» **WORK INSTRUCTIONS**
Write out all the entries word for word and omit any pictures.

##### SOURCE RECORDS

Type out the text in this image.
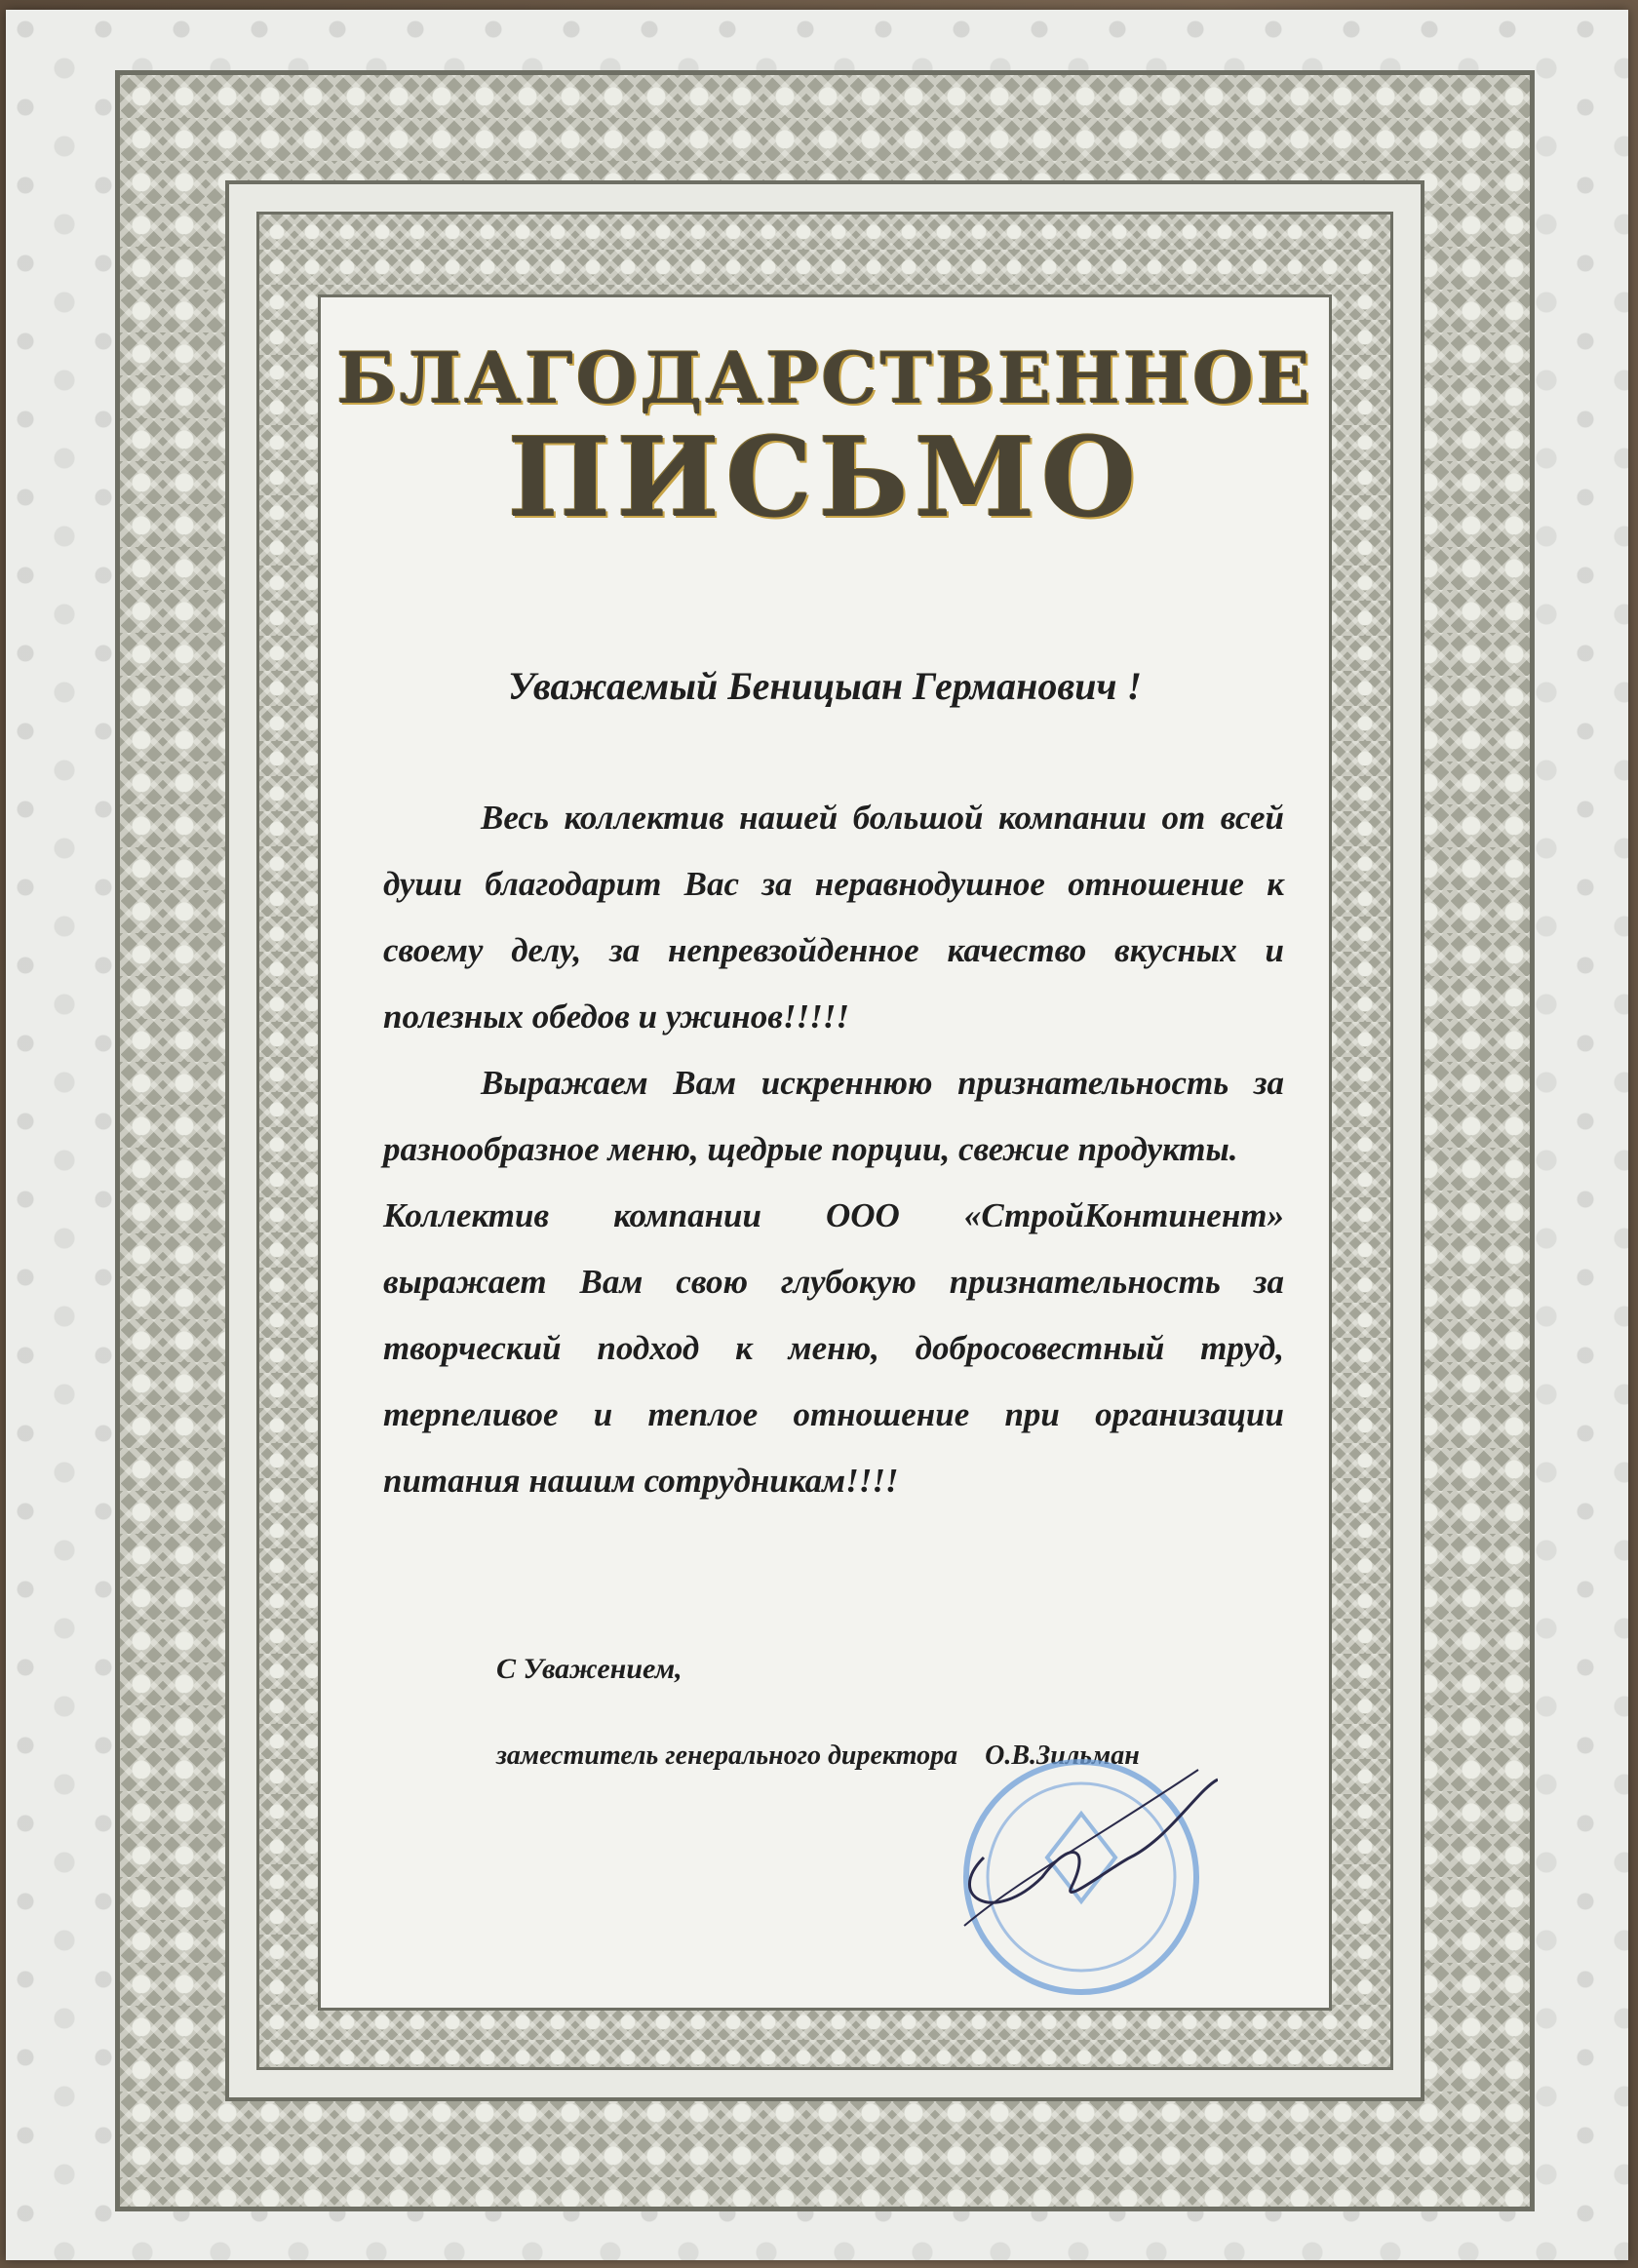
БЛАГОДАРСТВЕННОЕ
ПИСЬМО
Уважаемый Беницыан Германович !

Весь коллектив нашей большой компании от всей души благодарит Вас за неравнодушное отношение к своему делу, за непревзойденное качество вкусных и полезных обедов и ужинов!!!!!

Выражаем Вам искреннюю признательность за разнообразное меню, щедрые порции, свежие продукты.

Коллектив компании ООО «СтройКонтинент» выражает Вам свою глубокую признательность за творческий подход к меню, добросовестный труд, терпеливое и теплое отношение при организации питания нашим сотрудникам!!!!

С Уважением,
заместитель генерального директора О.В.Зильман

##########

» **EXERCISE ANSWER**
Type out the text in this image.
БЛАГОДАРСТВЕННОЕ
ПИСЬМО
Уважаемый Беницыан Германович !

Весь коллектив нашей большой компании от всей души благодарит Вас за неравнодушное отношение к своему делу, за непревзойденное качество вкусных и полезных обедов и ужинов!!!!!

Выражаем Вам искреннюю признательность за разнообразное меню, щедрые порции, свежие продукты.

Коллектив компании ООО «СтройКонтинент» выражает Вам свою глубокую признательность за творческий подход к меню, добросовестный труд, терпеливое и теплое отношение при организации питания нашим сотрудникам!!!!

С Уважением,
заместитель генерального директора О.В.Зильман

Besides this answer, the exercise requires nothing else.